• _Given exercise_
In the data below, locate each line with the word "name" and list it.

[Dataset excerpt]
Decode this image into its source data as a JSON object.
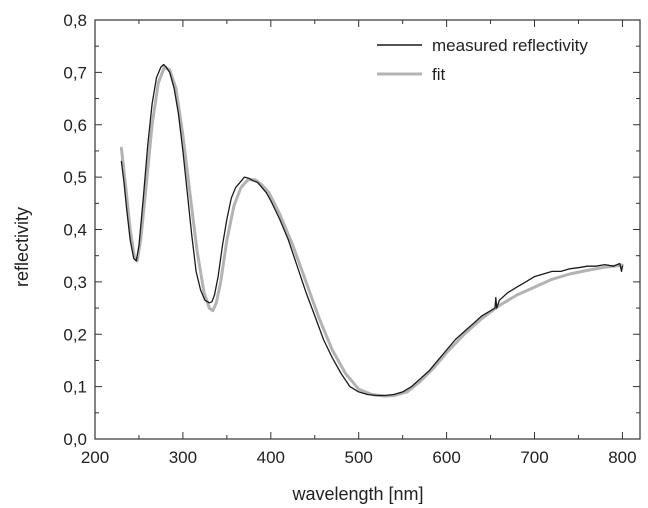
{
  "chart_data": {
    "type": "line",
    "title": "",
    "xlabel": "wavelength [nm]",
    "ylabel": "reflectivity",
    "xlim": [
      200,
      820
    ],
    "ylim": [
      0.0,
      0.8
    ],
    "x_ticks": [
      200,
      300,
      400,
      500,
      600,
      700,
      800
    ],
    "y_ticks": [
      0.0,
      0.1,
      0.2,
      0.3,
      0.4,
      0.5,
      0.6,
      0.7,
      0.8
    ],
    "x_tick_labels": [
      "200",
      "300",
      "400",
      "500",
      "600",
      "700",
      "800"
    ],
    "y_tick_labels": [
      "0,0",
      "0,1",
      "0,2",
      "0,3",
      "0,4",
      "0,5",
      "0,6",
      "0,7",
      "0,8"
    ],
    "grid": false,
    "legend_position": "top-right",
    "series": [
      {
        "name": "measured reflectivity",
        "color": "#1a1a1a",
        "x": [
          230,
          233,
          236,
          240,
          244,
          247,
          250,
          255,
          260,
          265,
          270,
          275,
          278,
          281,
          285,
          290,
          295,
          300,
          305,
          310,
          315,
          320,
          325,
          330,
          333,
          336,
          340,
          345,
          350,
          355,
          360,
          365,
          370,
          375,
          380,
          385,
          390,
          395,
          400,
          410,
          420,
          430,
          440,
          450,
          460,
          470,
          480,
          490,
          500,
          510,
          520,
          530,
          540,
          550,
          560,
          570,
          580,
          590,
          600,
          610,
          620,
          630,
          640,
          650,
          655,
          656,
          657,
          660,
          670,
          680,
          690,
          700,
          710,
          720,
          730,
          740,
          750,
          760,
          770,
          780,
          790,
          797,
          799,
          800
        ],
        "y": [
          0.53,
          0.49,
          0.44,
          0.38,
          0.345,
          0.34,
          0.37,
          0.46,
          0.56,
          0.64,
          0.69,
          0.71,
          0.715,
          0.71,
          0.7,
          0.67,
          0.62,
          0.55,
          0.47,
          0.39,
          0.32,
          0.285,
          0.265,
          0.26,
          0.262,
          0.275,
          0.31,
          0.37,
          0.42,
          0.46,
          0.48,
          0.49,
          0.5,
          0.498,
          0.493,
          0.49,
          0.48,
          0.47,
          0.455,
          0.42,
          0.38,
          0.33,
          0.28,
          0.235,
          0.19,
          0.155,
          0.125,
          0.1,
          0.09,
          0.085,
          0.083,
          0.083,
          0.085,
          0.09,
          0.1,
          0.115,
          0.13,
          0.15,
          0.17,
          0.19,
          0.205,
          0.22,
          0.235,
          0.245,
          0.25,
          0.27,
          0.25,
          0.265,
          0.28,
          0.29,
          0.3,
          0.31,
          0.315,
          0.32,
          0.32,
          0.325,
          0.327,
          0.33,
          0.33,
          0.333,
          0.33,
          0.335,
          0.32,
          0.33
        ]
      },
      {
        "name": "fit",
        "color": "#b3b3b3",
        "x": [
          230,
          235,
          240,
          245,
          248,
          252,
          258,
          265,
          272,
          279,
          285,
          292,
          300,
          308,
          316,
          324,
          330,
          334,
          338,
          343,
          350,
          358,
          366,
          374,
          382,
          390,
          398,
          410,
          425,
          440,
          455,
          470,
          485,
          500,
          515,
          530,
          540,
          555,
          570,
          585,
          600,
          620,
          640,
          660,
          680,
          700,
          720,
          740,
          760,
          780,
          800
        ],
        "y": [
          0.555,
          0.48,
          0.4,
          0.345,
          0.34,
          0.38,
          0.48,
          0.6,
          0.68,
          0.71,
          0.705,
          0.67,
          0.58,
          0.47,
          0.36,
          0.28,
          0.25,
          0.245,
          0.26,
          0.3,
          0.38,
          0.445,
          0.48,
          0.495,
          0.495,
          0.485,
          0.47,
          0.43,
          0.37,
          0.3,
          0.23,
          0.17,
          0.125,
          0.095,
          0.085,
          0.082,
          0.083,
          0.09,
          0.11,
          0.135,
          0.165,
          0.2,
          0.23,
          0.255,
          0.275,
          0.29,
          0.305,
          0.315,
          0.322,
          0.328,
          0.332
        ]
      }
    ]
  }
}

• _Result_
        "name": "measured reflectivity",
        "name": "fit",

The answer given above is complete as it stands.